Saved data entries
• • • • •
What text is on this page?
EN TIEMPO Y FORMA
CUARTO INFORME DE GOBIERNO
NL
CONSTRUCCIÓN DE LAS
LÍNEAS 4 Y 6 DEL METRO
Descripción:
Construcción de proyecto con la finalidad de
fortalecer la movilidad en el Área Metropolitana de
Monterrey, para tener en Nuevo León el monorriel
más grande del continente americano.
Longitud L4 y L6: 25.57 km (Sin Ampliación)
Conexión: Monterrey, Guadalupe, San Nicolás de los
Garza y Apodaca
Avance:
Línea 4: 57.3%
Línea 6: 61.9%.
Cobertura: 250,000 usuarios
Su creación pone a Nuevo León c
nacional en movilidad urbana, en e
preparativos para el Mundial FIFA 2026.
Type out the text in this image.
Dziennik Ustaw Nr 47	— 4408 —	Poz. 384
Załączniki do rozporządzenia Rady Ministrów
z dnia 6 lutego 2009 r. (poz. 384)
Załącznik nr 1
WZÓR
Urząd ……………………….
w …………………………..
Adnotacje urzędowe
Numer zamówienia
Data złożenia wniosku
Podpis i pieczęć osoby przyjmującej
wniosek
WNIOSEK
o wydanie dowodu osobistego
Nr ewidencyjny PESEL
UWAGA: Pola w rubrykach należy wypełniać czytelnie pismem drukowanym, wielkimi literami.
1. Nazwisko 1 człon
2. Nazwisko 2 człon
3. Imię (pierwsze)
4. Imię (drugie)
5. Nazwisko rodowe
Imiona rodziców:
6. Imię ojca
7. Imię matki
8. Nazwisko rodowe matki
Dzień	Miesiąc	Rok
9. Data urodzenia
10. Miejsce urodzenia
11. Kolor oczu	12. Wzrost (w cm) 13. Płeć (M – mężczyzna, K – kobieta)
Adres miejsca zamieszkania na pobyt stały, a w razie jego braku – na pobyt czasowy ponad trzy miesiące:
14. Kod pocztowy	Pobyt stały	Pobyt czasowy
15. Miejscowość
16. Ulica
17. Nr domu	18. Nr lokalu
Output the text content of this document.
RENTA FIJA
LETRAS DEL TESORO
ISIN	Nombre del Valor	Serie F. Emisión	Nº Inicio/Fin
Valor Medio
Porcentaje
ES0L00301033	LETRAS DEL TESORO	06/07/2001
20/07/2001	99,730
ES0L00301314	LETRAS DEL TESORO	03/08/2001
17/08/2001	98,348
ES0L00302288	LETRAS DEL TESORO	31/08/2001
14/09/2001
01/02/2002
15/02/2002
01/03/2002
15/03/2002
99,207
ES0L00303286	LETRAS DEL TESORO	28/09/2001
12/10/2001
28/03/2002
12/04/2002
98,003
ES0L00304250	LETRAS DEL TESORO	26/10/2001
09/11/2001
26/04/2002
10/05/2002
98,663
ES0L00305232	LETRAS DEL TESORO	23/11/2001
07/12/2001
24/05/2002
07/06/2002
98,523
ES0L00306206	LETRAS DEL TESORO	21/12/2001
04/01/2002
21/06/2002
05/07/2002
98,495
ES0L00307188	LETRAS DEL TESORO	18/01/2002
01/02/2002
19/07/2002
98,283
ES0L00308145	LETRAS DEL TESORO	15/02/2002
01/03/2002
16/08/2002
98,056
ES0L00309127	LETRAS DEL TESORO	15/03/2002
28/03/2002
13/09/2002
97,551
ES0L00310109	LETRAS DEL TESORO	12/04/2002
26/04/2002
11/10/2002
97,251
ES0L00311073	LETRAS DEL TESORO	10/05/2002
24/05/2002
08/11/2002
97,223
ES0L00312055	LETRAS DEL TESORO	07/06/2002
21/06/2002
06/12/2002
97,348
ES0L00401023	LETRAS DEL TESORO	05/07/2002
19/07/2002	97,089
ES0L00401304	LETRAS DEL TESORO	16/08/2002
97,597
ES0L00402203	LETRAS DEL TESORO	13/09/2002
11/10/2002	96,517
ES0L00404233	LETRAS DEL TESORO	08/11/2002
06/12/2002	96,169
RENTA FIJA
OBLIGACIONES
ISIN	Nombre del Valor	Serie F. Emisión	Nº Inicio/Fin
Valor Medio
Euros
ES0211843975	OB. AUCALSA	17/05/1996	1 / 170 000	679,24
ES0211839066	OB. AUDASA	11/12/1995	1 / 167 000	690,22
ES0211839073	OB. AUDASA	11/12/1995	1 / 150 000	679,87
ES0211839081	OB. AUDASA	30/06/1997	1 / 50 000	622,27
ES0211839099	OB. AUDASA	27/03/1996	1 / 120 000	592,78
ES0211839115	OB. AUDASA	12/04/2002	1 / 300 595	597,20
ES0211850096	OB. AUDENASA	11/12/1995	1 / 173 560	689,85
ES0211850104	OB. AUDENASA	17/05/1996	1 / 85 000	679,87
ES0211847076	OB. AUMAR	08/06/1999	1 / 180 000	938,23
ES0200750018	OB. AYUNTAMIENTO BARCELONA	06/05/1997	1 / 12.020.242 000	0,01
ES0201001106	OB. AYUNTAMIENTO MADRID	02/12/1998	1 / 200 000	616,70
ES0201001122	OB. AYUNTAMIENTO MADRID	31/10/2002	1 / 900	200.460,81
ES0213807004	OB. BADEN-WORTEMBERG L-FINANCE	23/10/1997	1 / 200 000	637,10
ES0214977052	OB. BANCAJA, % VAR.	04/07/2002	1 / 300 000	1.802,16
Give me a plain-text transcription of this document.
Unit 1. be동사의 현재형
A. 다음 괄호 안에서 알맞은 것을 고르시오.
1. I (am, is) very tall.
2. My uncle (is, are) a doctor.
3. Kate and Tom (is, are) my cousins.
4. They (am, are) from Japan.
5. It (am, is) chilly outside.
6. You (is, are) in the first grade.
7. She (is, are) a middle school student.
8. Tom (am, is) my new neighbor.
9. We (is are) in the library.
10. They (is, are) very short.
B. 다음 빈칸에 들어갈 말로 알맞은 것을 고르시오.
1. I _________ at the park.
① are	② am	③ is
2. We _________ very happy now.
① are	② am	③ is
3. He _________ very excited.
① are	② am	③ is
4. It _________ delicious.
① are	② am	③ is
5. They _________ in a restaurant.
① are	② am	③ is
• • • • •
◆ **TASK**:
Quote each line of the listing above exactly.

◆ **ANSWER TO THIS PROBLEM**:
What text is on this page?
EN TIEMPO Y FORMA
CUARTO INFORME DE GOBIERNO
NL
CONSTRUCCIÓN DE LAS
LÍNEAS 4 Y 6 DEL METRO
Descripción:
Construcción de proyecto con la finalidad de
fortalecer la movilidad en el Área Metropolitana de
Monterrey, para tener en Nuevo León el monorriel
más grande del continente americano.
Longitud L4 y L6: 25.57 km (Sin Ampliación)
Conexión: Monterrey, Guadalupe, San Nicolás de los
Garza y Apodaca
Avance:
Línea 4: 57.3%
Línea 6: 61.9%.
Cobertura: 250,000 usuarios
Su creación pone a Nuevo León c
nacional en movilidad urbana, en e
preparativos para el Mundial FIFA 2026.
Type out the text in this image.
Dziennik Ustaw Nr 47	— 4408 —	Poz. 384
Załączniki do rozporządzenia Rady Ministrów
z dnia 6 lutego 2009 r. (poz. 384)
Załącznik nr 1
WZÓR
Urząd ……………………….
w …………………………..
Adnotacje urzędowe
Numer zamówienia
Data złożenia wniosku
Podpis i pieczęć osoby przyjmującej
wniosek
WNIOSEK
o wydanie dowodu osobistego
Nr ewidencyjny PESEL
UWAGA: Pola w rubrykach należy wypełniać czytelnie pismem drukowanym, wielkimi literami.
1. Nazwisko 1 człon
2. Nazwisko 2 człon
3. Imię (pierwsze)
4. Imię (drugie)
5. Nazwisko rodowe
Imiona rodziców:
6. Imię ojca
7. Imię matki
8. Nazwisko rodowe matki
Dzień	Miesiąc	Rok
9. Data urodzenia
10. Miejsce urodzenia
11. Kolor oczu	12. Wzrost (w cm) 13. Płeć (M – mężczyzna, K – kobieta)
Adres miejsca zamieszkania na pobyt stały, a w razie jego braku – na pobyt czasowy ponad trzy miesiące:
14. Kod pocztowy	Pobyt stały	Pobyt czasowy
15. Miejscowość
16. Ulica
17. Nr domu	18. Nr lokalu
Output the text content of this document.
RENTA FIJA
LETRAS DEL TESORO
ISIN	Nombre del Valor	Serie F. Emisión	Nº Inicio/Fin
Valor Medio
Porcentaje
ES0L00301033	LETRAS DEL TESORO	06/07/2001
20/07/2001	99,730
ES0L00301314	LETRAS DEL TESORO	03/08/2001
17/08/2001	98,348
ES0L00302288	LETRAS DEL TESORO	31/08/2001
14/09/2001
01/02/2002
15/02/2002
01/03/2002
15/03/2002
99,207
ES0L00303286	LETRAS DEL TESORO	28/09/2001
12/10/2001
28/03/2002
12/04/2002
98,003
ES0L00304250	LETRAS DEL TESORO	26/10/2001
09/11/2001
26/04/2002
10/05/2002
98,663
ES0L00305232	LETRAS DEL TESORO	23/11/2001
07/12/2001
24/05/2002
07/06/2002
98,523
ES0L00306206	LETRAS DEL TESORO	21/12/2001
04/01/2002
21/06/2002
05/07/2002
98,495
ES0L00307188	LETRAS DEL TESORO	18/01/2002
01/02/2002
19/07/2002
98,283
ES0L00308145	LETRAS DEL TESORO	15/02/2002
01/03/2002
16/08/2002
98,056
ES0L00309127	LETRAS DEL TESORO	15/03/2002
28/03/2002
13/09/2002
97,551
ES0L00310109	LETRAS DEL TESORO	12/04/2002
26/04/2002
11/10/2002
97,251
ES0L00311073	LETRAS DEL TESORO	10/05/2002
24/05/2002
08/11/2002
97,223
ES0L00312055	LETRAS DEL TESORO	07/06/2002
21/06/2002
06/12/2002
97,348
ES0L00401023	LETRAS DEL TESORO	05/07/2002
19/07/2002	97,089
ES0L00401304	LETRAS DEL TESORO	16/08/2002
97,597
ES0L00402203	LETRAS DEL TESORO	13/09/2002
11/10/2002	96,517
ES0L00404233	LETRAS DEL TESORO	08/11/2002
06/12/2002	96,169
RENTA FIJA
OBLIGACIONES
ISIN	Nombre del Valor	Serie F. Emisión	Nº Inicio/Fin
Valor Medio
Euros
ES0211843975	OB. AUCALSA	17/05/1996	1 / 170 000	679,24
ES0211839066	OB. AUDASA	11/12/1995	1 / 167 000	690,22
ES0211839073	OB. AUDASA	11/12/1995	1 / 150 000	679,87
ES0211839081	OB. AUDASA	30/06/1997	1 / 50 000	622,27
ES0211839099	OB. AUDASA	27/03/1996	1 / 120 000	592,78
ES0211839115	OB. AUDASA	12/04/2002	1 / 300 595	597,20
ES0211850096	OB. AUDENASA	11/12/1995	1 / 173 560	689,85
ES0211850104	OB. AUDENASA	17/05/1996	1 / 85 000	679,87
ES0211847076	OB. AUMAR	08/06/1999	1 / 180 000	938,23
ES0200750018	OB. AYUNTAMIENTO BARCELONA	06/05/1997	1 / 12.020.242 000	0,01
ES0201001106	OB. AYUNTAMIENTO MADRID	02/12/1998	1 / 200 000	616,70
ES0201001122	OB. AYUNTAMIENTO MADRID	31/10/2002	1 / 900	200.460,81
ES0213807004	OB. BADEN-WORTEMBERG L-FINANCE	23/10/1997	1 / 200 000	637,10
ES0214977052	OB. BANCAJA, % VAR.	04/07/2002	1 / 300 000	1.802,16
Give me a plain-text transcription of this document.
Unit 1. be동사의 현재형
A. 다음 괄호 안에서 알맞은 것을 고르시오.
1. I (am, is) very tall.
2. My uncle (is, are) a doctor.
3. Kate and Tom (is, are) my cousins.
4. They (am, are) from Japan.
5. It (am, is) chilly outside.
6. You (is, are) in the first grade.
7. She (is, are) a middle school student.
8. Tom (am, is) my new neighbor.
9. We (is are) in the library.
10. They (is, are) very short.
B. 다음 빈칸에 들어갈 말로 알맞은 것을 고르시오.
1. I _________ at the park.
① are	② am	③ is
2. We _________ very happy now.
① are	② am	③ is
3. He _________ very excited.
① are	② am	③ is
4. It _________ delicious.
① are	② am	③ is
5. They _________ in a restaurant.
① are	② am	③ is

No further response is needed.